◆ **Stated task**: From the records below, extract all the text exactly and leave the images behind.

◆ **Stored data**:
▬▬▬▬▬▬▬▬▬▬

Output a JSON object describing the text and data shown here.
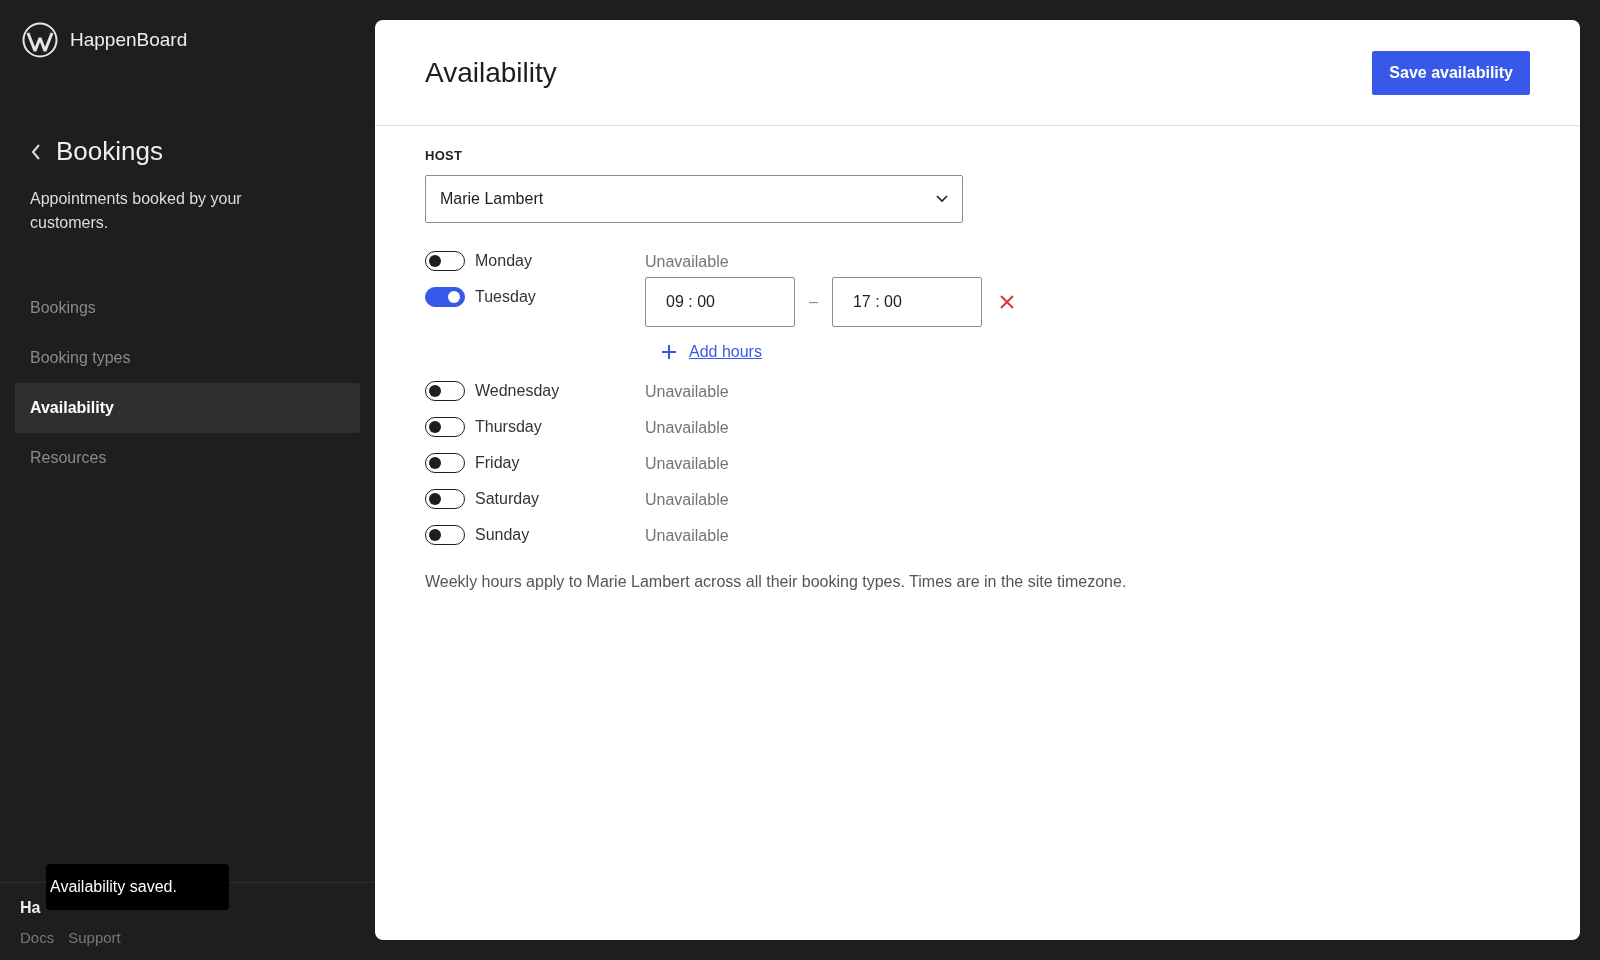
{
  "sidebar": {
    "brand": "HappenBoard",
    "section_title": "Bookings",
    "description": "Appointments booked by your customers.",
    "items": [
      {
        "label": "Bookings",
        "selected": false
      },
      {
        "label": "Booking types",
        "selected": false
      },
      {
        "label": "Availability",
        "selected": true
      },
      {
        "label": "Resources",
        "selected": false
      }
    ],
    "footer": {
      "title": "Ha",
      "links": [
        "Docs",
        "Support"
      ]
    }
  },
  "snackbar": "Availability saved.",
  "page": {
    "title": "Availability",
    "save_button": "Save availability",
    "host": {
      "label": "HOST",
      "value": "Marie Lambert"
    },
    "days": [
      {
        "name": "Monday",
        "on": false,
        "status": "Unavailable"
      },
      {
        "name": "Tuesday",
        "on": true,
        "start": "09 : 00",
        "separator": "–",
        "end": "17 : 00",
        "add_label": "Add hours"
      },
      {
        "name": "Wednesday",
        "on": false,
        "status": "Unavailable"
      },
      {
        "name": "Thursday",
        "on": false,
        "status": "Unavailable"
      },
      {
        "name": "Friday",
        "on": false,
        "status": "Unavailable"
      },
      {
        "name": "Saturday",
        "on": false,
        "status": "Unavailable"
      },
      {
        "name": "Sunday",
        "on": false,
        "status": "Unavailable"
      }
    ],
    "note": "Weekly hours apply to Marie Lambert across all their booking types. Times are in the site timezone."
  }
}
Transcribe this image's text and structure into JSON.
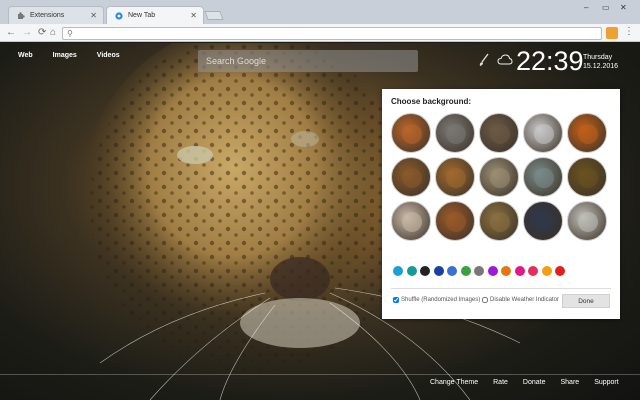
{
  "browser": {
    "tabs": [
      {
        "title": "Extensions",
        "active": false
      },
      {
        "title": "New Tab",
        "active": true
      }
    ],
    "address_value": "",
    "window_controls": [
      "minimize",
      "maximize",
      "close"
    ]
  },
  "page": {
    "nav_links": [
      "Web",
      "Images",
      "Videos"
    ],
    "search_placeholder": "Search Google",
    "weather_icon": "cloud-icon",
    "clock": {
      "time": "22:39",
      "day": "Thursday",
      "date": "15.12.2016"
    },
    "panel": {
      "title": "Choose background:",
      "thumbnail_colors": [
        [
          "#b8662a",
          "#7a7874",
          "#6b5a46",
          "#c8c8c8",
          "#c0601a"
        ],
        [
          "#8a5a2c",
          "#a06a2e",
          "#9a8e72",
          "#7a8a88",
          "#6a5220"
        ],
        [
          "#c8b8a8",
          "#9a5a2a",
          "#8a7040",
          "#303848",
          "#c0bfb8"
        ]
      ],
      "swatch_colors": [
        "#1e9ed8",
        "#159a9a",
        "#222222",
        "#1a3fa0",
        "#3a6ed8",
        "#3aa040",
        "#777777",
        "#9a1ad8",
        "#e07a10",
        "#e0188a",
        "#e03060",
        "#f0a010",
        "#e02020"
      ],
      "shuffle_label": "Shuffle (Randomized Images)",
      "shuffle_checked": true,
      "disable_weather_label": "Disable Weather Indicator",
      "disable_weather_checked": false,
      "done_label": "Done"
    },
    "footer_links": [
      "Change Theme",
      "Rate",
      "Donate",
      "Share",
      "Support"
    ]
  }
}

▬▬▬▬▬▬▬▬▬▬

◆ **Result of this exercise**:
Output a JSON object describing the text and data shown here.
{
  "sidebar": {
    "brand": "HappenBoard",
    "section_title": "Bookings",
    "description": "Appointments booked by your customers.",
    "items": [
      {
        "label": "Bookings",
        "selected": false
      },
      {
        "label": "Booking types",
        "selected": false
      },
      {
        "label": "Availability",
        "selected": true
      },
      {
        "label": "Resources",
        "selected": false
      }
    ],
    "footer": {
      "title": "Ha",
      "links": [
        "Docs",
        "Support"
      ]
    }
  },
  "snackbar": "Availability saved.",
  "page": {
    "title": "Availability",
    "save_button": "Save availability",
    "host": {
      "label": "HOST",
      "value": "Marie Lambert"
    },
    "days": [
      {
        "name": "Monday",
        "on": false,
        "status": "Unavailable"
      },
      {
        "name": "Tuesday",
        "on": true,
        "start": "09 : 00",
        "separator": "–",
        "end": "17 : 00",
        "add_label": "Add hours"
      },
      {
        "name": "Wednesday",
        "on": false,
        "status": "Unavailable"
      },
      {
        "name": "Thursday",
        "on": false,
        "status": "Unavailable"
      },
      {
        "name": "Friday",
        "on": false,
        "status": "Unavailable"
      },
      {
        "name": "Saturday",
        "on": false,
        "status": "Unavailable"
      },
      {
        "name": "Sunday",
        "on": false,
        "status": "Unavailable"
      }
    ],
    "note": "Weekly hours apply to Marie Lambert across all their booking types. Times are in the site timezone."
  }
}
Transcribe this image's text and structure into JSON.
{
  "browser": {
    "tabs": [
      {
        "title": "Extensions",
        "active": false
      },
      {
        "title": "New Tab",
        "active": true
      }
    ],
    "address_value": "",
    "window_controls": [
      "minimize",
      "maximize",
      "close"
    ]
  },
  "page": {
    "nav_links": [
      "Web",
      "Images",
      "Videos"
    ],
    "search_placeholder": "Search Google",
    "weather_icon": "cloud-icon",
    "clock": {
      "time": "22:39",
      "day": "Thursday",
      "date": "15.12.2016"
    },
    "panel": {
      "title": "Choose background:",
      "thumbnail_colors": [
        [
          "#b8662a",
          "#7a7874",
          "#6b5a46",
          "#c8c8c8",
          "#c0601a"
        ],
        [
          "#8a5a2c",
          "#a06a2e",
          "#9a8e72",
          "#7a8a88",
          "#6a5220"
        ],
        [
          "#c8b8a8",
          "#9a5a2a",
          "#8a7040",
          "#303848",
          "#c0bfb8"
        ]
      ],
      "swatch_colors": [
        "#1e9ed8",
        "#159a9a",
        "#222222",
        "#1a3fa0",
        "#3a6ed8",
        "#3aa040",
        "#777777",
        "#9a1ad8",
        "#e07a10",
        "#e0188a",
        "#e03060",
        "#f0a010",
        "#e02020"
      ],
      "shuffle_label": "Shuffle (Randomized Images)",
      "shuffle_checked": true,
      "disable_weather_label": "Disable Weather Indicator",
      "disable_weather_checked": false,
      "done_label": "Done"
    },
    "footer_links": [
      "Change Theme",
      "Rate",
      "Donate",
      "Share",
      "Support"
    ]
  }
}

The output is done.